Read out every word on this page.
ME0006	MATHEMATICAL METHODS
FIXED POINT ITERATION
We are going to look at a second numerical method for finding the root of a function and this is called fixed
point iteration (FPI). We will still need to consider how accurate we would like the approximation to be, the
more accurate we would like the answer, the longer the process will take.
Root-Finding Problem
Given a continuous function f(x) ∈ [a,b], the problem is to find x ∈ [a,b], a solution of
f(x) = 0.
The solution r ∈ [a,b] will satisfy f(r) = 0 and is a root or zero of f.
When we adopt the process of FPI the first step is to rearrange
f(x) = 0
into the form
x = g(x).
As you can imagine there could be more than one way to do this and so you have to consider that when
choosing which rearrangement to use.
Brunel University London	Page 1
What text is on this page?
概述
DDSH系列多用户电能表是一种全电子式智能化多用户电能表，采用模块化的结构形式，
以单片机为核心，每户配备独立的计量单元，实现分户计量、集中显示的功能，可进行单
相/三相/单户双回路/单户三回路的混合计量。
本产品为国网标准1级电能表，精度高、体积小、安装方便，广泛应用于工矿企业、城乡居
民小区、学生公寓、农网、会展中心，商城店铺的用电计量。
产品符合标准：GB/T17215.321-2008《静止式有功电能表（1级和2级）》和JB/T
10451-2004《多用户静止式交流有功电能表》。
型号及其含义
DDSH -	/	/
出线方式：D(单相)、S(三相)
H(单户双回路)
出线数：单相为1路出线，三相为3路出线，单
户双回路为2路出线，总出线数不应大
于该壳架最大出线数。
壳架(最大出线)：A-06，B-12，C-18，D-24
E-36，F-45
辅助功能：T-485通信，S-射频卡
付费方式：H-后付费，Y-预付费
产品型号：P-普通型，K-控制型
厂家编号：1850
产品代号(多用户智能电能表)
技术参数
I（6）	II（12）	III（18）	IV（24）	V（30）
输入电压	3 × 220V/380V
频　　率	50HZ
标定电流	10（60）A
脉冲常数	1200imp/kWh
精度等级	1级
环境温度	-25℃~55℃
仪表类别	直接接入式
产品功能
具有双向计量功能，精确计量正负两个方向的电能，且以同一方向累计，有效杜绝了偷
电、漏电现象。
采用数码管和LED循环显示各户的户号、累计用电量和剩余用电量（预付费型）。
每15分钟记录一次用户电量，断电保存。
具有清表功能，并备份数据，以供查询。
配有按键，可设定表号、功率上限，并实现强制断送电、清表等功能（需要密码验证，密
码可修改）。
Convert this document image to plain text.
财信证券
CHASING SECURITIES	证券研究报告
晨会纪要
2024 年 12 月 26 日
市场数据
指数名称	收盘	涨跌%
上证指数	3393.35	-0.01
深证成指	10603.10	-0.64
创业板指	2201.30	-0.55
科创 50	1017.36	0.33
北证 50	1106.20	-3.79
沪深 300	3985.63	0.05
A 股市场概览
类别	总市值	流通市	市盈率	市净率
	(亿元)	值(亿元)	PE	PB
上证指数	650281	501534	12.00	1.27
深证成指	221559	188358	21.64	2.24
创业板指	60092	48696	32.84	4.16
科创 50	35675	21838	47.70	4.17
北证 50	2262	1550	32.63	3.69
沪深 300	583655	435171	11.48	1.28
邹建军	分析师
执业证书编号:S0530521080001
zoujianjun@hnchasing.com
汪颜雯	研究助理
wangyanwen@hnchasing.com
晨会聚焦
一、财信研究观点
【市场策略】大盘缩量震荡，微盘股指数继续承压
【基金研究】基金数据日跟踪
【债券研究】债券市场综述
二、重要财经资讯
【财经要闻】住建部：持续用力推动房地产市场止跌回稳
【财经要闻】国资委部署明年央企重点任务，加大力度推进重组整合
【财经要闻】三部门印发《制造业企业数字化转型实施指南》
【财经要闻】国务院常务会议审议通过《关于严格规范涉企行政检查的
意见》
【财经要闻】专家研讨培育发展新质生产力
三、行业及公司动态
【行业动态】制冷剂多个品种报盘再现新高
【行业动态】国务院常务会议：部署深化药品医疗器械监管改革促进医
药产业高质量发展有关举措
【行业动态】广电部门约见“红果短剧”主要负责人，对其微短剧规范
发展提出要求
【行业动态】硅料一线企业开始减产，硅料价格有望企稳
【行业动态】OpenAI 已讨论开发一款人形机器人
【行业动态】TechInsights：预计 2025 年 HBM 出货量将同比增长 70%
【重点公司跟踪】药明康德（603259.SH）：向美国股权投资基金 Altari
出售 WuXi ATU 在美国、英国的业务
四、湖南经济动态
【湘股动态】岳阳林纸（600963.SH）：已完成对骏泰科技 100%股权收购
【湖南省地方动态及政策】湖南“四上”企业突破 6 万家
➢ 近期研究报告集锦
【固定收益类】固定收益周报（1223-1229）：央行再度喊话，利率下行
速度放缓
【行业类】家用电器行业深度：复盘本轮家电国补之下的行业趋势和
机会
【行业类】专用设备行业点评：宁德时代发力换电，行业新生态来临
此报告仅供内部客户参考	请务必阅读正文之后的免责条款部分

-=-=-=-=-

* Problem description: Your task is to print the whole listing again exactly.

* Answer for the task:
Read out every word on this page.
ME0006	MATHEMATICAL METHODS
FIXED POINT ITERATION
We are going to look at a second numerical method for finding the root of a function and this is called fixed
point iteration (FPI). We will still need to consider how accurate we would like the approximation to be, the
more accurate we would like the answer, the longer the process will take.
Root-Finding Problem
Given a continuous function f(x) ∈ [a,b], the problem is to find x ∈ [a,b], a solution of
f(x) = 0.
The solution r ∈ [a,b] will satisfy f(r) = 0 and is a root or zero of f.
When we adopt the process of FPI the first step is to rearrange
f(x) = 0
into the form
x = g(x).
As you can imagine there could be more than one way to do this and so you have to consider that when
choosing which rearrangement to use.
Brunel University London	Page 1
What text is on this page?
概述
DDSH系列多用户电能表是一种全电子式智能化多用户电能表，采用模块化的结构形式，
以单片机为核心，每户配备独立的计量单元，实现分户计量、集中显示的功能，可进行单
相/三相/单户双回路/单户三回路的混合计量。
本产品为国网标准1级电能表，精度高、体积小、安装方便，广泛应用于工矿企业、城乡居
民小区、学生公寓、农网、会展中心，商城店铺的用电计量。
产品符合标准：GB/T17215.321-2008《静止式有功电能表（1级和2级）》和JB/T
10451-2004《多用户静止式交流有功电能表》。
型号及其含义
DDSH -	/	/
出线方式：D(单相)、S(三相)
H(单户双回路)
出线数：单相为1路出线，三相为3路出线，单
户双回路为2路出线，总出线数不应大
于该壳架最大出线数。
壳架(最大出线)：A-06，B-12，C-18，D-24
E-36，F-45
辅助功能：T-485通信，S-射频卡
付费方式：H-后付费，Y-预付费
产品型号：P-普通型，K-控制型
厂家编号：1850
产品代号(多用户智能电能表)
技术参数
I（6）	II（12）	III（18）	IV（24）	V（30）
输入电压	3 × 220V/380V
频　　率	50HZ
标定电流	10（60）A
脉冲常数	1200imp/kWh
精度等级	1级
环境温度	-25℃~55℃
仪表类别	直接接入式
产品功能
具有双向计量功能，精确计量正负两个方向的电能，且以同一方向累计，有效杜绝了偷
电、漏电现象。
采用数码管和LED循环显示各户的户号、累计用电量和剩余用电量（预付费型）。
每15分钟记录一次用户电量，断电保存。
具有清表功能，并备份数据，以供查询。
配有按键，可设定表号、功率上限，并实现强制断送电、清表等功能（需要密码验证，密
码可修改）。
Convert this document image to plain text.
财信证券
CHASING SECURITIES	证券研究报告
晨会纪要
2024 年 12 月 26 日
市场数据
指数名称	收盘	涨跌%
上证指数	3393.35	-0.01
深证成指	10603.10	-0.64
创业板指	2201.30	-0.55
科创 50	1017.36	0.33
北证 50	1106.20	-3.79
沪深 300	3985.63	0.05
A 股市场概览
类别	总市值	流通市	市盈率	市净率
	(亿元)	值(亿元)	PE	PB
上证指数	650281	501534	12.00	1.27
深证成指	221559	188358	21.64	2.24
创业板指	60092	48696	32.84	4.16
科创 50	35675	21838	47.70	4.17
北证 50	2262	1550	32.63	3.69
沪深 300	583655	435171	11.48	1.28
邹建军	分析师
执业证书编号:S0530521080001
zoujianjun@hnchasing.com
汪颜雯	研究助理
wangyanwen@hnchasing.com
晨会聚焦
一、财信研究观点
【市场策略】大盘缩量震荡，微盘股指数继续承压
【基金研究】基金数据日跟踪
【债券研究】债券市场综述
二、重要财经资讯
【财经要闻】住建部：持续用力推动房地产市场止跌回稳
【财经要闻】国资委部署明年央企重点任务，加大力度推进重组整合
【财经要闻】三部门印发《制造业企业数字化转型实施指南》
【财经要闻】国务院常务会议审议通过《关于严格规范涉企行政检查的
意见》
【财经要闻】专家研讨培育发展新质生产力
三、行业及公司动态
【行业动态】制冷剂多个品种报盘再现新高
【行业动态】国务院常务会议：部署深化药品医疗器械监管改革促进医
药产业高质量发展有关举措
【行业动态】广电部门约见“红果短剧”主要负责人，对其微短剧规范
发展提出要求
【行业动态】硅料一线企业开始减产，硅料价格有望企稳
【行业动态】OpenAI 已讨论开发一款人形机器人
【行业动态】TechInsights：预计 2025 年 HBM 出货量将同比增长 70%
【重点公司跟踪】药明康德（603259.SH）：向美国股权投资基金 Altari
出售 WuXi ATU 在美国、英国的业务
四、湖南经济动态
【湘股动态】岳阳林纸（600963.SH）：已完成对骏泰科技 100%股权收购
【湖南省地方动态及政策】湖南“四上”企业突破 6 万家
➢ 近期研究报告集锦
【固定收益类】固定收益周报（1223-1229）：央行再度喊话，利率下行
速度放缓
【行业类】家用电器行业深度：复盘本轮家电国补之下的行业趋势和
机会
【行业类】专用设备行业点评：宁德时代发力换电，行业新生态来临
此报告仅供内部客户参考	请务必阅读正文之后的免责条款部分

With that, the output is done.